* [SUPPLIED DATA]

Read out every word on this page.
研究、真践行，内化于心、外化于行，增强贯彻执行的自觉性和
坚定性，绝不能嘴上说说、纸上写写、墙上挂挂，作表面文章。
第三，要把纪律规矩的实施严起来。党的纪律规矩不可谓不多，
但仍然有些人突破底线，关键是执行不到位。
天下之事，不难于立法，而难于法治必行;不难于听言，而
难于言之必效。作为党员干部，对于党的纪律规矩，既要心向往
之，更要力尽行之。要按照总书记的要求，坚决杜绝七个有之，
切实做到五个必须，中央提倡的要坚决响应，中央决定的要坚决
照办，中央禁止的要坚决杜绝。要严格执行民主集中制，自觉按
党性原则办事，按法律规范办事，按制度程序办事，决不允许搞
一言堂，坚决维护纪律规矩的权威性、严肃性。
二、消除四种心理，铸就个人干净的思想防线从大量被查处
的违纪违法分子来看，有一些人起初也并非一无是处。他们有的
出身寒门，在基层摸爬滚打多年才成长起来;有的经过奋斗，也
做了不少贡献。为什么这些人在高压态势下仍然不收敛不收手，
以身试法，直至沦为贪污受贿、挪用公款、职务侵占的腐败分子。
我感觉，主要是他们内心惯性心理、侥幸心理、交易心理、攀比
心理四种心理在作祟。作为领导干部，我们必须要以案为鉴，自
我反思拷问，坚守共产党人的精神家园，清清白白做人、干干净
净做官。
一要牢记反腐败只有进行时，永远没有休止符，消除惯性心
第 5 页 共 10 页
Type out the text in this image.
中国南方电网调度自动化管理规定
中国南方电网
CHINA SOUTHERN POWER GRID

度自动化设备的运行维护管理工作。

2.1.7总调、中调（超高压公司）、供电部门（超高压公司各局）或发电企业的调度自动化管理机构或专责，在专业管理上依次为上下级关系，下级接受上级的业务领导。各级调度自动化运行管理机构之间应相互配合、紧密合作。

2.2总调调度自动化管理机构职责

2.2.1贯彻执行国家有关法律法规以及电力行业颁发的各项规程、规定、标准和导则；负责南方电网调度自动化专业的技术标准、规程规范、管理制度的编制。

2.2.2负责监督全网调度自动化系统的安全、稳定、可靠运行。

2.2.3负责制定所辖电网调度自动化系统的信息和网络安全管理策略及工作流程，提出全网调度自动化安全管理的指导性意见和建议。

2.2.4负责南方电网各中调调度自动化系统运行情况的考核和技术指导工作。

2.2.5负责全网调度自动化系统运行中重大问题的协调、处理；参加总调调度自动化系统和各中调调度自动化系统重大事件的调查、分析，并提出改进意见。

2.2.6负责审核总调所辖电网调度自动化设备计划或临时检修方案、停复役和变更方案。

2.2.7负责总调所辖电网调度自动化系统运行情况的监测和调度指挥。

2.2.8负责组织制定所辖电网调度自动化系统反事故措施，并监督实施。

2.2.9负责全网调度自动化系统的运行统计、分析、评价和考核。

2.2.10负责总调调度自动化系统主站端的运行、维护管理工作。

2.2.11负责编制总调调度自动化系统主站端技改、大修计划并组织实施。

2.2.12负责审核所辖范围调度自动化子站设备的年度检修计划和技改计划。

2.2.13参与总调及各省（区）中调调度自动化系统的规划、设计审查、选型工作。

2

* [WHAT THIS TASK INVOLVES] Restate the final lines of the listing above word for word, beginning at the line that contains "Type out the text in this image.".

* [RESPONSE BELOW]
Type out the text in this image.
中国南方电网调度自动化管理规定
中国南方电网
CHINA SOUTHERN POWER GRID

度自动化设备的运行维护管理工作。

2.1.7总调、中调（超高压公司）、供电部门（超高压公司各局）或发电企业的调度自动化管理机构或专责，在专业管理上依次为上下级关系，下级接受上级的业务领导。各级调度自动化运行管理机构之间应相互配合、紧密合作。

2.2总调调度自动化管理机构职责

2.2.1贯彻执行国家有关法律法规以及电力行业颁发的各项规程、规定、标准和导则；负责南方电网调度自动化专业的技术标准、规程规范、管理制度的编制。

2.2.2负责监督全网调度自动化系统的安全、稳定、可靠运行。

2.2.3负责制定所辖电网调度自动化系统的信息和网络安全管理策略及工作流程，提出全网调度自动化安全管理的指导性意见和建议。

2.2.4负责南方电网各中调调度自动化系统运行情况的考核和技术指导工作。

2.2.5负责全网调度自动化系统运行中重大问题的协调、处理；参加总调调度自动化系统和各中调调度自动化系统重大事件的调查、分析，并提出改进意见。

2.2.6负责审核总调所辖电网调度自动化设备计划或临时检修方案、停复役和变更方案。

2.2.7负责总调所辖电网调度自动化系统运行情况的监测和调度指挥。

2.2.8负责组织制定所辖电网调度自动化系统反事故措施，并监督实施。

2.2.9负责全网调度自动化系统的运行统计、分析、评价和考核。

2.2.10负责总调调度自动化系统主站端的运行、维护管理工作。

2.2.11负责编制总调调度自动化系统主站端技改、大修计划并组织实施。

2.2.12负责审核所辖范围调度自动化子站设备的年度检修计划和技改计划。

2.2.13参与总调及各省（区）中调调度自动化系统的规划、设计审查、选型工作。

2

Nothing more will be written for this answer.